AIM:
Drop every picture and give the entries back exactly.
══════════════════════════════
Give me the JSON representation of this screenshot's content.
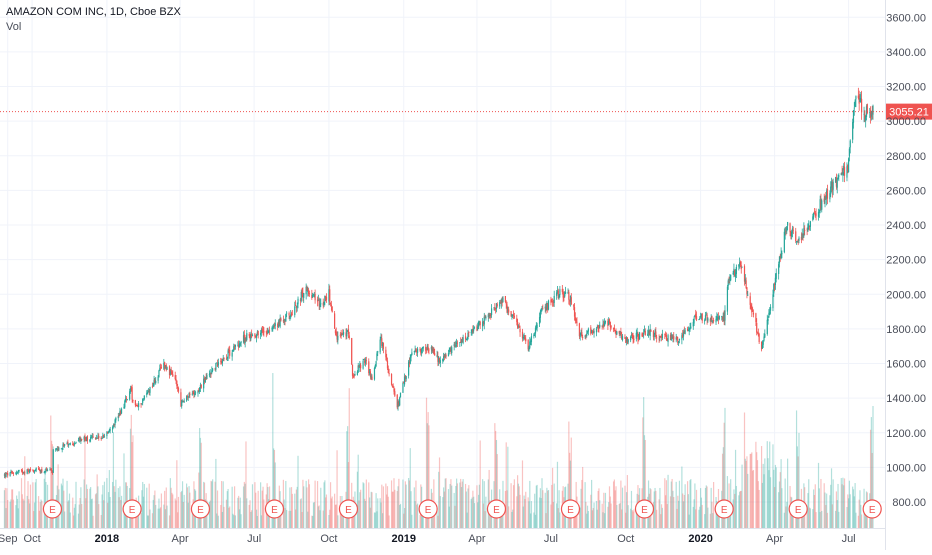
{
  "legend": {
    "title": "AMAZON COM INC, 1D, Cboe BZX",
    "volume_label": "Vol"
  },
  "colors": {
    "up": "#26a69a",
    "down": "#ef5350",
    "grid": "#f0f3fa",
    "axis_text": "#4a4e59",
    "earnings": "#ef5350"
  },
  "chart_data": {
    "type": "candlestick",
    "title": "AMAZON COM INC, 1D, Cboe BZX",
    "symbol": "AMAZON COM INC",
    "interval": "1D",
    "exchange": "Cboe BZX",
    "last_price": "3055.21",
    "ylim": [
      650,
      3700
    ],
    "y_ticks": [
      "3600.00",
      "3400.00",
      "3200.00",
      "3000.00",
      "2800.00",
      "2600.00",
      "2400.00",
      "2200.00",
      "2000.00",
      "1800.00",
      "1600.00",
      "1400.00",
      "1200.00",
      "1000.00",
      "800.00"
    ],
    "x_ticks": [
      "Sep",
      "Oct",
      "2018",
      "Apr",
      "Jul",
      "Oct",
      "2019",
      "Apr",
      "Jul",
      "Oct",
      "2020",
      "Apr",
      "Jul"
    ],
    "xlim": [
      "2017-08-25",
      "2020-07-31"
    ],
    "earnings_marker": "E",
    "earnings_dates": [
      "2017-10-26",
      "2018-02-01",
      "2018-04-26",
      "2018-07-26",
      "2018-10-25",
      "2019-01-31",
      "2019-04-25",
      "2019-07-25",
      "2019-10-24",
      "2020-01-30",
      "2020-04-30",
      "2020-07-30"
    ],
    "price_path": [
      [
        "2017-08-28",
        955
      ],
      [
        "2017-09-15",
        975
      ],
      [
        "2017-10-05",
        985
      ],
      [
        "2017-10-26",
        975
      ],
      [
        "2017-10-27",
        1100
      ],
      [
        "2017-11-15",
        1130
      ],
      [
        "2017-12-01",
        1165
      ],
      [
        "2017-12-29",
        1175
      ],
      [
        "2018-01-15",
        1300
      ],
      [
        "2018-01-31",
        1450
      ],
      [
        "2018-02-01",
        1390
      ],
      [
        "2018-02-08",
        1350
      ],
      [
        "2018-03-01",
        1500
      ],
      [
        "2018-03-12",
        1600
      ],
      [
        "2018-03-27",
        1495
      ],
      [
        "2018-04-02",
        1370
      ],
      [
        "2018-04-26",
        1470
      ],
      [
        "2018-05-15",
        1590
      ],
      [
        "2018-06-20",
        1750
      ],
      [
        "2018-07-26",
        1810
      ],
      [
        "2018-08-15",
        1890
      ],
      [
        "2018-09-04",
        2040
      ],
      [
        "2018-09-20",
        1930
      ],
      [
        "2018-10-01",
        2010
      ],
      [
        "2018-10-10",
        1750
      ],
      [
        "2018-10-25",
        1780
      ],
      [
        "2018-10-30",
        1530
      ],
      [
        "2018-11-15",
        1620
      ],
      [
        "2018-11-23",
        1500
      ],
      [
        "2018-12-03",
        1760
      ],
      [
        "2018-12-24",
        1345
      ],
      [
        "2019-01-10",
        1650
      ],
      [
        "2019-01-31",
        1700
      ],
      [
        "2019-02-15",
        1610
      ],
      [
        "2019-03-01",
        1680
      ],
      [
        "2019-03-22",
        1760
      ],
      [
        "2019-04-25",
        1925
      ],
      [
        "2019-05-03",
        1960
      ],
      [
        "2019-06-03",
        1700
      ],
      [
        "2019-06-20",
        1900
      ],
      [
        "2019-07-11",
        2010
      ],
      [
        "2019-07-25",
        1985
      ],
      [
        "2019-08-05",
        1765
      ],
      [
        "2019-09-10",
        1830
      ],
      [
        "2019-10-01",
        1730
      ],
      [
        "2019-10-24",
        1775
      ],
      [
        "2019-10-31",
        1780
      ],
      [
        "2019-11-15",
        1755
      ],
      [
        "2019-12-05",
        1740
      ],
      [
        "2019-12-27",
        1870
      ],
      [
        "2020-01-15",
        1865
      ],
      [
        "2020-01-30",
        1870
      ],
      [
        "2020-02-03",
        2060
      ],
      [
        "2020-02-19",
        2180
      ],
      [
        "2020-03-02",
        1950
      ],
      [
        "2020-03-16",
        1690
      ],
      [
        "2020-03-25",
        1900
      ],
      [
        "2020-04-16",
        2400
      ],
      [
        "2020-05-01",
        2300
      ],
      [
        "2020-05-20",
        2470
      ],
      [
        "2020-06-10",
        2620
      ],
      [
        "2020-06-30",
        2740
      ],
      [
        "2020-07-10",
        3180
      ],
      [
        "2020-07-20",
        3050
      ],
      [
        "2020-07-31",
        3055
      ]
    ]
  }
}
══════════════════════════════
EXPECTED OUTPUT:
Give me the JSON representation of this screenshot's content.
{
  "legend": {
    "title": "AMAZON COM INC, 1D, Cboe BZX",
    "volume_label": "Vol"
  },
  "colors": {
    "up": "#26a69a",
    "down": "#ef5350",
    "grid": "#f0f3fa",
    "axis_text": "#4a4e59",
    "earnings": "#ef5350"
  },
  "chart_data": {
    "type": "candlestick",
    "title": "AMAZON COM INC, 1D, Cboe BZX",
    "symbol": "AMAZON COM INC",
    "interval": "1D",
    "exchange": "Cboe BZX",
    "last_price": "3055.21",
    "ylim": [
      650,
      3700
    ],
    "y_ticks": [
      "3600.00",
      "3400.00",
      "3200.00",
      "3000.00",
      "2800.00",
      "2600.00",
      "2400.00",
      "2200.00",
      "2000.00",
      "1800.00",
      "1600.00",
      "1400.00",
      "1200.00",
      "1000.00",
      "800.00"
    ],
    "x_ticks": [
      "Sep",
      "Oct",
      "2018",
      "Apr",
      "Jul",
      "Oct",
      "2019",
      "Apr",
      "Jul",
      "Oct",
      "2020",
      "Apr",
      "Jul"
    ],
    "xlim": [
      "2017-08-25",
      "2020-07-31"
    ],
    "earnings_marker": "E",
    "earnings_dates": [
      "2017-10-26",
      "2018-02-01",
      "2018-04-26",
      "2018-07-26",
      "2018-10-25",
      "2019-01-31",
      "2019-04-25",
      "2019-07-25",
      "2019-10-24",
      "2020-01-30",
      "2020-04-30",
      "2020-07-30"
    ],
    "price_path": [
      [
        "2017-08-28",
        955
      ],
      [
        "2017-09-15",
        975
      ],
      [
        "2017-10-05",
        985
      ],
      [
        "2017-10-26",
        975
      ],
      [
        "2017-10-27",
        1100
      ],
      [
        "2017-11-15",
        1130
      ],
      [
        "2017-12-01",
        1165
      ],
      [
        "2017-12-29",
        1175
      ],
      [
        "2018-01-15",
        1300
      ],
      [
        "2018-01-31",
        1450
      ],
      [
        "2018-02-01",
        1390
      ],
      [
        "2018-02-08",
        1350
      ],
      [
        "2018-03-01",
        1500
      ],
      [
        "2018-03-12",
        1600
      ],
      [
        "2018-03-27",
        1495
      ],
      [
        "2018-04-02",
        1370
      ],
      [
        "2018-04-26",
        1470
      ],
      [
        "2018-05-15",
        1590
      ],
      [
        "2018-06-20",
        1750
      ],
      [
        "2018-07-26",
        1810
      ],
      [
        "2018-08-15",
        1890
      ],
      [
        "2018-09-04",
        2040
      ],
      [
        "2018-09-20",
        1930
      ],
      [
        "2018-10-01",
        2010
      ],
      [
        "2018-10-10",
        1750
      ],
      [
        "2018-10-25",
        1780
      ],
      [
        "2018-10-30",
        1530
      ],
      [
        "2018-11-15",
        1620
      ],
      [
        "2018-11-23",
        1500
      ],
      [
        "2018-12-03",
        1760
      ],
      [
        "2018-12-24",
        1345
      ],
      [
        "2019-01-10",
        1650
      ],
      [
        "2019-01-31",
        1700
      ],
      [
        "2019-02-15",
        1610
      ],
      [
        "2019-03-01",
        1680
      ],
      [
        "2019-03-22",
        1760
      ],
      [
        "2019-04-25",
        1925
      ],
      [
        "2019-05-03",
        1960
      ],
      [
        "2019-06-03",
        1700
      ],
      [
        "2019-06-20",
        1900
      ],
      [
        "2019-07-11",
        2010
      ],
      [
        "2019-07-25",
        1985
      ],
      [
        "2019-08-05",
        1765
      ],
      [
        "2019-09-10",
        1830
      ],
      [
        "2019-10-01",
        1730
      ],
      [
        "2019-10-24",
        1775
      ],
      [
        "2019-10-31",
        1780
      ],
      [
        "2019-11-15",
        1755
      ],
      [
        "2019-12-05",
        1740
      ],
      [
        "2019-12-27",
        1870
      ],
      [
        "2020-01-15",
        1865
      ],
      [
        "2020-01-30",
        1870
      ],
      [
        "2020-02-03",
        2060
      ],
      [
        "2020-02-19",
        2180
      ],
      [
        "2020-03-02",
        1950
      ],
      [
        "2020-03-16",
        1690
      ],
      [
        "2020-03-25",
        1900
      ],
      [
        "2020-04-16",
        2400
      ],
      [
        "2020-05-01",
        2300
      ],
      [
        "2020-05-20",
        2470
      ],
      [
        "2020-06-10",
        2620
      ],
      [
        "2020-06-30",
        2740
      ],
      [
        "2020-07-10",
        3180
      ],
      [
        "2020-07-20",
        3050
      ],
      [
        "2020-07-31",
        3055
      ]
    ]
  }
}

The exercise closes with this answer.